**PROMPT:** Reproduce the records below exactly as they appear, omitting any pictures they contain.

**ENTRIES PROVIDED:**
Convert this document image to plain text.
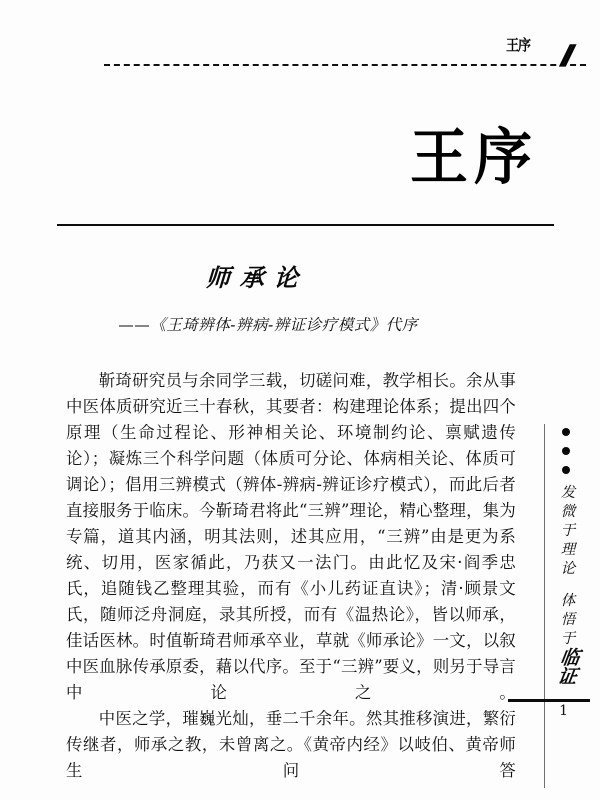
王序 //
王序
师承论
——《王琦辨体-辨病-辨证诊疗模式》代序

靳琦研究员与余同学三载，切磋问难，教学相长。余从事中医体质研究近三十春秋，其要者：构建理论体系；提出四个原理（生命过程论、形神相关论、环境制约论、禀赋遗传论）；凝炼三个科学问题（体质可分论、体病相关论、体质可调论）；倡用三辨模式（辨体-辨病-辨证诊疗模式），而此后者直接服务于临床。今靳琦君将此“三辨”理论，精心整理，集为专篇，道其内涵，明其法则，述其应用，“三辨”由是更为系统、切用，医家循此，乃获又一法门。由此忆及宋·阎季忠氏，追随钱乙整理其验，而有《小儿药证直诀》；清·顾景文氏，随师泛舟洞庭，录其所授，而有《温热论》，皆以师承，佳话医林。时值靳琦君师承卒业，草就《师承论》一文，以叙中医血脉传承原委，藉以代序。至于“三辨”要义，则另于导言中论之。

中医之学，璀巍光灿，垂二千余年。然其推移演进，繁衍传继者，师承之教，未曾离之。《黄帝内经》以岐伯、黄帝师生问答

发微于理 论
体悟于
临证
1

**ANSWER TO THIS TASK:**
Convert this document image to plain text.
王序 //
王序
师承论
——《王琦辨体-辨病-辨证诊疗模式》代序

靳琦研究员与余同学三载，切磋问难，教学相长。余从事中医体质研究近三十春秋，其要者：构建理论体系；提出四个原理（生命过程论、形神相关论、环境制约论、禀赋遗传论）；凝炼三个科学问题（体质可分论、体病相关论、体质可调论）；倡用三辨模式（辨体-辨病-辨证诊疗模式），而此后者直接服务于临床。今靳琦君将此“三辨”理论，精心整理，集为专篇，道其内涵，明其法则，述其应用，“三辨”由是更为系统、切用，医家循此，乃获又一法门。由此忆及宋·阎季忠氏，追随钱乙整理其验，而有《小儿药证直诀》；清·顾景文氏，随师泛舟洞庭，录其所授，而有《温热论》，皆以师承，佳话医林。时值靳琦君师承卒业，草就《师承论》一文，以叙中医血脉传承原委，藉以代序。至于“三辨”要义，则另于导言中论之。

中医之学，璀巍光灿，垂二千余年。然其推移演进，繁衍传继者，师承之教，未曾离之。《黄帝内经》以岐伯、黄帝师生问答

发微于理 论
体悟于
临证
1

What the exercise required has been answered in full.